## What is needed
Set down the whole listing verbatim.

## Given information
## begin
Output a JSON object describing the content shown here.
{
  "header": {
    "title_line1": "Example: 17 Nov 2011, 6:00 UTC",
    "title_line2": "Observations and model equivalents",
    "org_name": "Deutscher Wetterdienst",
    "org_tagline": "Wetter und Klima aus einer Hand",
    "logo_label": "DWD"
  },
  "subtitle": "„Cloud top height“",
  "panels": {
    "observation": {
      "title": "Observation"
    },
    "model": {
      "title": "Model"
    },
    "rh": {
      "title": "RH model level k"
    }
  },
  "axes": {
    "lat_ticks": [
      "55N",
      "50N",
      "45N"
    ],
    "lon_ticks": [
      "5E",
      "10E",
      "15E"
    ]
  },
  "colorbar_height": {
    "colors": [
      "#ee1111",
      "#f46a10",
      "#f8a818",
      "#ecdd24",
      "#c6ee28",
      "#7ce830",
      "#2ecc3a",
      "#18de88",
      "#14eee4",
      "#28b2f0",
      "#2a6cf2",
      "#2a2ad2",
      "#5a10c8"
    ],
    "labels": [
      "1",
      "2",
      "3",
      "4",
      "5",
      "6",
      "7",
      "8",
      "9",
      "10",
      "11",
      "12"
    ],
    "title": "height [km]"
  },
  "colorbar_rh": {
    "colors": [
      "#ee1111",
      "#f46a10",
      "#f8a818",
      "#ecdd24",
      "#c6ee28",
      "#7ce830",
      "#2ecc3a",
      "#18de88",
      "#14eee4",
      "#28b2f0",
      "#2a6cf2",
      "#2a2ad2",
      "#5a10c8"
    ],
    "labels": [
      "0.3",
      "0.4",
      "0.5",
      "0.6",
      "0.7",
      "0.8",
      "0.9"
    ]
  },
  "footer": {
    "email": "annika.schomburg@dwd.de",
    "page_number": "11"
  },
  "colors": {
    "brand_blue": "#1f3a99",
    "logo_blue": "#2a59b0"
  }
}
## end
## Result
Output a JSON object describing the content shown here.
{
  "header": {
    "title_line1": "Example: 17 Nov 2011, 6:00 UTC",
    "title_line2": "Observations and model equivalents",
    "org_name": "Deutscher Wetterdienst",
    "org_tagline": "Wetter und Klima aus einer Hand",
    "logo_label": "DWD"
  },
  "subtitle": "„Cloud top height“",
  "panels": {
    "observation": {
      "title": "Observation"
    },
    "model": {
      "title": "Model"
    },
    "rh": {
      "title": "RH model level k"
    }
  },
  "axes": {
    "lat_ticks": [
      "55N",
      "50N",
      "45N"
    ],
    "lon_ticks": [
      "5E",
      "10E",
      "15E"
    ]
  },
  "colorbar_height": {
    "colors": [
      "#ee1111",
      "#f46a10",
      "#f8a818",
      "#ecdd24",
      "#c6ee28",
      "#7ce830",
      "#2ecc3a",
      "#18de88",
      "#14eee4",
      "#28b2f0",
      "#2a6cf2",
      "#2a2ad2",
      "#5a10c8"
    ],
    "labels": [
      "1",
      "2",
      "3",
      "4",
      "5",
      "6",
      "7",
      "8",
      "9",
      "10",
      "11",
      "12"
    ],
    "title": "height [km]"
  },
  "colorbar_rh": {
    "colors": [
      "#ee1111",
      "#f46a10",
      "#f8a818",
      "#ecdd24",
      "#c6ee28",
      "#7ce830",
      "#2ecc3a",
      "#18de88",
      "#14eee4",
      "#28b2f0",
      "#2a6cf2",
      "#2a2ad2",
      "#5a10c8"
    ],
    "labels": [
      "0.3",
      "0.4",
      "0.5",
      "0.6",
      "0.7",
      "0.8",
      "0.9"
    ]
  },
  "footer": {
    "email": "annika.schomburg@dwd.de",
    "page_number": "11"
  },
  "colors": {
    "brand_blue": "#1f3a99",
    "logo_blue": "#2a59b0"
  }
}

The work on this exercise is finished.